=== Stated exercise ===
Please render the rows below, from the line containing "Patent image size: (1058, 420)." through the line containing "The ingate 256 is at (868, 168).", inclusive, as a Markdown table with the columns Number and Line. Skip blank lines.

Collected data
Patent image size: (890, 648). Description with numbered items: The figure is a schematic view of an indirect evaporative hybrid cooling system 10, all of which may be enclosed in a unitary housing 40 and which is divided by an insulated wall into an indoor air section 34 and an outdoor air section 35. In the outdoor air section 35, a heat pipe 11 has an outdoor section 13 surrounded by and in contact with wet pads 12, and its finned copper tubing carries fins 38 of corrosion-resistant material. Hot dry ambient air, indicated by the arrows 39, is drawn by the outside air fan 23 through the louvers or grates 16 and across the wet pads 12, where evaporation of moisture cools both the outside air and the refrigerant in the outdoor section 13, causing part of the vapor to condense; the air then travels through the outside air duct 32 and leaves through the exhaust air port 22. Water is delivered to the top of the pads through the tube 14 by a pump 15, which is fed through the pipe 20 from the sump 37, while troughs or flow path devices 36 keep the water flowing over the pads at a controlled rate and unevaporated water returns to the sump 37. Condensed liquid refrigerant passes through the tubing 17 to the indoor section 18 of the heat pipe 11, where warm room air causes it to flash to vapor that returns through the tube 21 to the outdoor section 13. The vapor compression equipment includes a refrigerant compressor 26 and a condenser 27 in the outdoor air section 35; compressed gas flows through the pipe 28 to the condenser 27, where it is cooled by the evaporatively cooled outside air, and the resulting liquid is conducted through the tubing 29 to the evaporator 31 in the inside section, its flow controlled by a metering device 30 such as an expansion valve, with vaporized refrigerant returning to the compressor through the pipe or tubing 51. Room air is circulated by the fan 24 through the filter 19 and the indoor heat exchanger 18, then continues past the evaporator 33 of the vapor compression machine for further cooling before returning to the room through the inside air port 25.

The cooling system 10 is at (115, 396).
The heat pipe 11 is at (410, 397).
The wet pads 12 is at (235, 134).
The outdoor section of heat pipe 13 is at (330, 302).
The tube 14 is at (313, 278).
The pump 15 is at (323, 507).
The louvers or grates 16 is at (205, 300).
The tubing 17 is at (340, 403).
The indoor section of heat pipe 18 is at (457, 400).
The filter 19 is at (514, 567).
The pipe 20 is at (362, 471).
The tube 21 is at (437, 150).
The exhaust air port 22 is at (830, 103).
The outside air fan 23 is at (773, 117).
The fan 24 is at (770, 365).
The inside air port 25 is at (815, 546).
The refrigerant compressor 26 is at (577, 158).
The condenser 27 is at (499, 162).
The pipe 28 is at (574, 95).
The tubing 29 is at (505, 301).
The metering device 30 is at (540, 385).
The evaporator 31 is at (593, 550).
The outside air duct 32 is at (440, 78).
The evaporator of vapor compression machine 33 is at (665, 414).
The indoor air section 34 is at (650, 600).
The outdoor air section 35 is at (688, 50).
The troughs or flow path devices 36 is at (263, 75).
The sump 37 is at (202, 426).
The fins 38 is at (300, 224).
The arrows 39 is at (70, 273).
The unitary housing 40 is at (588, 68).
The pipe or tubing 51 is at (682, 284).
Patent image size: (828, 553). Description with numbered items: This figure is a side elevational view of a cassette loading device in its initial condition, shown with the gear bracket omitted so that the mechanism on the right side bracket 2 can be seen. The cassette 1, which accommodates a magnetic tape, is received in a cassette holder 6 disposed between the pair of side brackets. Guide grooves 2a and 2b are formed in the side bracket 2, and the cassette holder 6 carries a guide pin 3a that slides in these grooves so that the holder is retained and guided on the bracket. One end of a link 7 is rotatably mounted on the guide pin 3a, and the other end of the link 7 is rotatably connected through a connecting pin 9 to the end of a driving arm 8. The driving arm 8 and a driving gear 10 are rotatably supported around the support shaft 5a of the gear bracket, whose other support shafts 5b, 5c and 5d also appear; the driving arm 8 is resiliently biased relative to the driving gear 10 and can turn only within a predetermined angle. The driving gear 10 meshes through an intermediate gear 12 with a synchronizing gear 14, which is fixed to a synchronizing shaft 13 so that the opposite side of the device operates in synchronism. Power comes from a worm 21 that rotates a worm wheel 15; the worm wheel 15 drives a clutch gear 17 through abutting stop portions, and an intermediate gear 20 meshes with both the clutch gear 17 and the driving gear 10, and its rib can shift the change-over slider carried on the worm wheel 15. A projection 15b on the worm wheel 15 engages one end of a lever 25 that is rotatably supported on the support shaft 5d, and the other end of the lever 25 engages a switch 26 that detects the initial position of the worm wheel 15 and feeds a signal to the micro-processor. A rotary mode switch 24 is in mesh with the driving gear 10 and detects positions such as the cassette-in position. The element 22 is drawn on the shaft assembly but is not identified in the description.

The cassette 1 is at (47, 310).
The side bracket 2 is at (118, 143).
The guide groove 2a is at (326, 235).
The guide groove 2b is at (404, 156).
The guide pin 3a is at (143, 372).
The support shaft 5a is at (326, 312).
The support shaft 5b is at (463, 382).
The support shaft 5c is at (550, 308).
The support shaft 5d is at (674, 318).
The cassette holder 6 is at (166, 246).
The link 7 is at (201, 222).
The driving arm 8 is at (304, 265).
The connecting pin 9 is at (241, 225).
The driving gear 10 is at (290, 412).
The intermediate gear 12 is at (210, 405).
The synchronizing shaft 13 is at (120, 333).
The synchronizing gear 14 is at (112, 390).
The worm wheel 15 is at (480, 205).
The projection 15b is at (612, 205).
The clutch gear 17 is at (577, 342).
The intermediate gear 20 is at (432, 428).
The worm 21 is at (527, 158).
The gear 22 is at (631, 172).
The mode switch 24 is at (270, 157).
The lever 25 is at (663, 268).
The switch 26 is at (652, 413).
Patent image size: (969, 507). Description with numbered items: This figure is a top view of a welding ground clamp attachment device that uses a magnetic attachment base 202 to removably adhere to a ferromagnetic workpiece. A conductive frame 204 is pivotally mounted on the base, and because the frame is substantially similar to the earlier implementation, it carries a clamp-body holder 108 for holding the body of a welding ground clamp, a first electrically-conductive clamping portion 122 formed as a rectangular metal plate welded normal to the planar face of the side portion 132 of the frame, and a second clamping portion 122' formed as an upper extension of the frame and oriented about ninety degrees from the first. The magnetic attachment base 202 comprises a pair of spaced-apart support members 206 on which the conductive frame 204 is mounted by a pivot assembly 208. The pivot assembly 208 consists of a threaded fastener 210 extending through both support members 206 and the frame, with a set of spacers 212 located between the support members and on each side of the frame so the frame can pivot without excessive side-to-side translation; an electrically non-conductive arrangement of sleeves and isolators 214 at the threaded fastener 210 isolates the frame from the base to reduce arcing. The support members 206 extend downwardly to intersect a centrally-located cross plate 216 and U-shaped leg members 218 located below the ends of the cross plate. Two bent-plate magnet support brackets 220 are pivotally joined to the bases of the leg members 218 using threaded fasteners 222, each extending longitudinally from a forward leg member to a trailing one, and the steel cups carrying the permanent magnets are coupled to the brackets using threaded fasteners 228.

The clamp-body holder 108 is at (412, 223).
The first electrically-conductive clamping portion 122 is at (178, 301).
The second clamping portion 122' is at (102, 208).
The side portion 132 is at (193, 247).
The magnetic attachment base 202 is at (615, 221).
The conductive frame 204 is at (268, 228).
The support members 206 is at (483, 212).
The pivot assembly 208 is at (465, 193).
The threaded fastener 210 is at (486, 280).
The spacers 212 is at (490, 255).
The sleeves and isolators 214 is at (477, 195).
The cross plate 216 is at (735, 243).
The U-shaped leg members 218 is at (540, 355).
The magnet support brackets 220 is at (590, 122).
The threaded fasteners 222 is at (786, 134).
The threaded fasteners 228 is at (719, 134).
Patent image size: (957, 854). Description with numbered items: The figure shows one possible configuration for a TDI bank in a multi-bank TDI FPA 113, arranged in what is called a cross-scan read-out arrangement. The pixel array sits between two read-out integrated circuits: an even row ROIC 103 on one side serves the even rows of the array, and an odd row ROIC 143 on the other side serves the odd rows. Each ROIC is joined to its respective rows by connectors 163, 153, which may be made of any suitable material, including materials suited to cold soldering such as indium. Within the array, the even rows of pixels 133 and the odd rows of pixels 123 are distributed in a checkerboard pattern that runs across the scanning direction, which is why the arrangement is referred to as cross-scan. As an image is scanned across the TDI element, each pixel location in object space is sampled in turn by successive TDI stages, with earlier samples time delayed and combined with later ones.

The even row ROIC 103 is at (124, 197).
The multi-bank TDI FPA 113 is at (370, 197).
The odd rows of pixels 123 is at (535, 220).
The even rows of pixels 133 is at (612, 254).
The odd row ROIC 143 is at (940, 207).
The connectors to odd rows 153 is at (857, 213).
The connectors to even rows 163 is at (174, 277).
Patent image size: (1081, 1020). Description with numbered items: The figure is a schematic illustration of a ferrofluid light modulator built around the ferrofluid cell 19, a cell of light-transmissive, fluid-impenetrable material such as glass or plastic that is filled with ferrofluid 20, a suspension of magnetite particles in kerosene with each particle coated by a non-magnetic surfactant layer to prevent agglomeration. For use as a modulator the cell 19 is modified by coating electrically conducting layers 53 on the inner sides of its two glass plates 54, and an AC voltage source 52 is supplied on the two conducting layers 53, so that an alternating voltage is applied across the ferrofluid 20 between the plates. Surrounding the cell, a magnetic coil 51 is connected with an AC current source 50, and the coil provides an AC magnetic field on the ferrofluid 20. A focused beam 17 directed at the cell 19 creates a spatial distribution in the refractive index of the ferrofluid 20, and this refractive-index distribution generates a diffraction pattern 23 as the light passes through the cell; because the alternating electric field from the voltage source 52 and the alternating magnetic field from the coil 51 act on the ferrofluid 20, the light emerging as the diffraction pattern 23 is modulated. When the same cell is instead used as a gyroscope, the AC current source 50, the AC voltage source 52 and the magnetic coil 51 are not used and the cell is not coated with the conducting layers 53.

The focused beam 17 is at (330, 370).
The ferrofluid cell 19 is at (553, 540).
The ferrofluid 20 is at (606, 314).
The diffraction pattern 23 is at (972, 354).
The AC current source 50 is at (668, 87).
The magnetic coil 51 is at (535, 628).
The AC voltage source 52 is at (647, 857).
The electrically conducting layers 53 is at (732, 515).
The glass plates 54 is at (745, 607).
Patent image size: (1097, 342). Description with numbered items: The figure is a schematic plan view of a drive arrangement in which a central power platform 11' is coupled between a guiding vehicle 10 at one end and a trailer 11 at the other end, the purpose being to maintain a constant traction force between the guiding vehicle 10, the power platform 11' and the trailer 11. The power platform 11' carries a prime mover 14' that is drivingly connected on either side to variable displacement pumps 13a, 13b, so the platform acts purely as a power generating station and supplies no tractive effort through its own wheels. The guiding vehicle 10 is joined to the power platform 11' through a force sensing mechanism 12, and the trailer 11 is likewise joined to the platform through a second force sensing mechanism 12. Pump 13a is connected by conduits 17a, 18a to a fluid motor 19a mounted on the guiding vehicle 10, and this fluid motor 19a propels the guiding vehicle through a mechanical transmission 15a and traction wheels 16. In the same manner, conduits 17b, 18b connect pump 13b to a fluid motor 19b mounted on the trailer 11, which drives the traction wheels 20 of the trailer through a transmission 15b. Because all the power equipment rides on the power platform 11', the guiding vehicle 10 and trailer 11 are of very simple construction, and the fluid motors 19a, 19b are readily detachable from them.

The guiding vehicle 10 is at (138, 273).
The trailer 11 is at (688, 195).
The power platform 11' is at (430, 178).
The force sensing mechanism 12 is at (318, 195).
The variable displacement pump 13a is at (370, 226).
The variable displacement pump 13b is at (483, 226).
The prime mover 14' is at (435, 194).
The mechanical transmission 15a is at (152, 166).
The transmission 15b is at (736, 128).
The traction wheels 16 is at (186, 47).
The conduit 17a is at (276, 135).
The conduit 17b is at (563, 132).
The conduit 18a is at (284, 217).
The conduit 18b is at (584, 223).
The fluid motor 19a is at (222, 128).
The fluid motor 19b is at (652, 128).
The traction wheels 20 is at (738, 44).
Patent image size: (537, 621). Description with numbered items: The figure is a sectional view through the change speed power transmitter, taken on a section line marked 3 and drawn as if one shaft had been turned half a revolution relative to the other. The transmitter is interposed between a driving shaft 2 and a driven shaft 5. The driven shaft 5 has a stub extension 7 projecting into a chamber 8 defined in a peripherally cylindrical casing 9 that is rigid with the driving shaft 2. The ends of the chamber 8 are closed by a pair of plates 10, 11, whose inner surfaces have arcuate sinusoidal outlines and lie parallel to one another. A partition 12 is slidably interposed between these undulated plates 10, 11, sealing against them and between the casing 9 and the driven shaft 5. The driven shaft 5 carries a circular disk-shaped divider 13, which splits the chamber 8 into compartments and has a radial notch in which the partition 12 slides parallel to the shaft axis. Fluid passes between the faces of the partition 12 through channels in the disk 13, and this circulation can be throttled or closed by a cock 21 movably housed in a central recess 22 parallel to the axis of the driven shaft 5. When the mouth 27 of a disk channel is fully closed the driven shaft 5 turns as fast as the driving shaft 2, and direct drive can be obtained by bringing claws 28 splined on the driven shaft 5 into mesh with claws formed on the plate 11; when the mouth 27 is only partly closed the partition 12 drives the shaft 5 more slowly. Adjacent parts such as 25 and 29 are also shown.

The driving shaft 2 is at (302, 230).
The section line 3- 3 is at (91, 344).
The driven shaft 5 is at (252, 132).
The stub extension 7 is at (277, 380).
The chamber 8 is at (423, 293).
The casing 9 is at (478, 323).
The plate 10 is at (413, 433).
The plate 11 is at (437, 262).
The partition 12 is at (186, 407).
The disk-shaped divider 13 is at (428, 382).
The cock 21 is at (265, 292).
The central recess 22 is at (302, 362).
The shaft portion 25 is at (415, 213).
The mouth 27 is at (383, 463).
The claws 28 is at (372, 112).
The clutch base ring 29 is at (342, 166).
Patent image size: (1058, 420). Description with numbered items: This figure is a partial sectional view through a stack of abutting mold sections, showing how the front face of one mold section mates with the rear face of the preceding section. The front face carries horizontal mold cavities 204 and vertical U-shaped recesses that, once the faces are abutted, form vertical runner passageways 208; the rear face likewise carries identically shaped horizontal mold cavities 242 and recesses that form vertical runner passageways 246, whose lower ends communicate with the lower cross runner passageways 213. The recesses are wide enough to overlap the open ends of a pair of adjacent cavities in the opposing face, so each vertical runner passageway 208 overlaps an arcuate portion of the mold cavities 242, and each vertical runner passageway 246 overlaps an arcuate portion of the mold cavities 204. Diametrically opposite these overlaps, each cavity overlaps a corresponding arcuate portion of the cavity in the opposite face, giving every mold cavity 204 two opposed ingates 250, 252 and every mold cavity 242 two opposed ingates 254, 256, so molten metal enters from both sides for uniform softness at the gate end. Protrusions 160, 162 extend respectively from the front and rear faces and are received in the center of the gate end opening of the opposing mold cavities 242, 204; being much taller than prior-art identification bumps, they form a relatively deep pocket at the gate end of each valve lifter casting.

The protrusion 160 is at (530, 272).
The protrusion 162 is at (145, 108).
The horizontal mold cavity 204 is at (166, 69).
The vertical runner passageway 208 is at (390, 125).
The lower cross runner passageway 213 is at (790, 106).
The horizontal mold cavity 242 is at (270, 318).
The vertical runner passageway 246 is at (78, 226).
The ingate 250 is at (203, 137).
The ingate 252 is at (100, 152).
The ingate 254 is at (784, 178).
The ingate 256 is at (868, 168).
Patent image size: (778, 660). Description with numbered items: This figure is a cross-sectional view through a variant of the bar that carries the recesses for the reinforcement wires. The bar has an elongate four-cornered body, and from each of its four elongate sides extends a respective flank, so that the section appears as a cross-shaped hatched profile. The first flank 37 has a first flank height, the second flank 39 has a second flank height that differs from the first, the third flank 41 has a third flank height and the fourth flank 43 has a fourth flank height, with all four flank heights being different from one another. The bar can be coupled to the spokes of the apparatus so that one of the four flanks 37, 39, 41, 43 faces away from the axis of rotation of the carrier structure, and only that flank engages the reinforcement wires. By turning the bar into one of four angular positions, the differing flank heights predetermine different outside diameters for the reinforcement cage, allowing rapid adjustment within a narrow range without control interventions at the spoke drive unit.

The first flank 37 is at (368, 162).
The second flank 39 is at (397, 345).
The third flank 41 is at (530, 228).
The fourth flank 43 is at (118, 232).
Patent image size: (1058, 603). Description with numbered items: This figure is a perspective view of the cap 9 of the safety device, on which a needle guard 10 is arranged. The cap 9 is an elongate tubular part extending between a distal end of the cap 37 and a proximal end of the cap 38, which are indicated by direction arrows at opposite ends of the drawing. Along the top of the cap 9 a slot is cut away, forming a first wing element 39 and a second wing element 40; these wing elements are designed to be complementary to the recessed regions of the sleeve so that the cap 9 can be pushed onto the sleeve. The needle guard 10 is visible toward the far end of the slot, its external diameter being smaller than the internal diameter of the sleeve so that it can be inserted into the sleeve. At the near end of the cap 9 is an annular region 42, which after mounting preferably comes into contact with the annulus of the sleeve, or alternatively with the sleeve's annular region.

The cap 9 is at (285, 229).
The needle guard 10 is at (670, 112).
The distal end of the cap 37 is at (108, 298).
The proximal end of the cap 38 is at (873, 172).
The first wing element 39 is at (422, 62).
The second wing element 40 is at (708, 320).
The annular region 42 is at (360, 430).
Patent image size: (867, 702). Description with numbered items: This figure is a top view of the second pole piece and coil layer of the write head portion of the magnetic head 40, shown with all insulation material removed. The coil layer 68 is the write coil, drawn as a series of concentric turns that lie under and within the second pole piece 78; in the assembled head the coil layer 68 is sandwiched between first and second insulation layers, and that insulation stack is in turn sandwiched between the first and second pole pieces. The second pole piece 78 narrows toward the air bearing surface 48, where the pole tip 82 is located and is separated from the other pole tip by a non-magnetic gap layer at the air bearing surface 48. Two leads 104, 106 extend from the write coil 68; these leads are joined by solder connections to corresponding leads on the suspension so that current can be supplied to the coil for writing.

=== Result for this task ===
| Number | Line |
|---|---|
| 1 | Patent image size: (1058, 420). Description with numbered items: This figure is a partial sectional view through a stack of abutting mold sections, showing how the front face of one mold section mates with the rear face of the preceding section. The front face carries horizontal mold cavities 204 and vertical U-shaped recesses that, once the faces are abutted, form vertical runner passageways 208; the rear face likewise carries identically shaped horizontal mold cavities 242 and recesses that form vertical runner passageways 246, whose lower ends communicate with the lower cross runner passageways 213. The recesses are wide enough to overlap the open ends of a pair of adjacent cavities in the opposing face, so each vertical runner passageway 208 overlaps an arcuate portion of the mold cavities 242, and each vertical runner passageway 246 overlaps an arcuate portion of the mold cavities 204. Diametrically opposite these overlaps, each cavity overlaps a corresponding arcuate portion of the cavity in the opposite face, giving every mold cavity 204 two opposed ingates 250, 252 and every mold cavity 242 two opposed ingates 254, 256, so molten metal enters from both sides for uniform softness at the gate end. Protrusions 160, 162 extend respectively from the front and rear faces and are received in the center of the gate end opening of the opposing mold cavities 242, 204; being much taller than prior-art identification bumps, they form a relatively deep pocket at the gate end of each valve lifter casting. |
| 2 | The protrusion 160 is at (530, 272). |
| 3 | The protrusion 162 is at (145, 108). |
| 4 | The horizontal mold cavity 204 is at (166, 69). |
| 5 | The vertical runner passageway 208 is at (390, 125). |
| 6 | The lower cross runner passageway 213 is at (790, 106). |
| 7 | The horizontal mold cavity 242 is at (270, 318). |
| 8 | The vertical runner passageway 246 is at (78, 226). |
| 9 | The ingate 250 is at (203, 137). |
| 10 | The ingate 252 is at (100, 152). |
| 11 | The ingate 254 is at (784, 178). |
| 12 | The ingate 256 is at (868, 168). |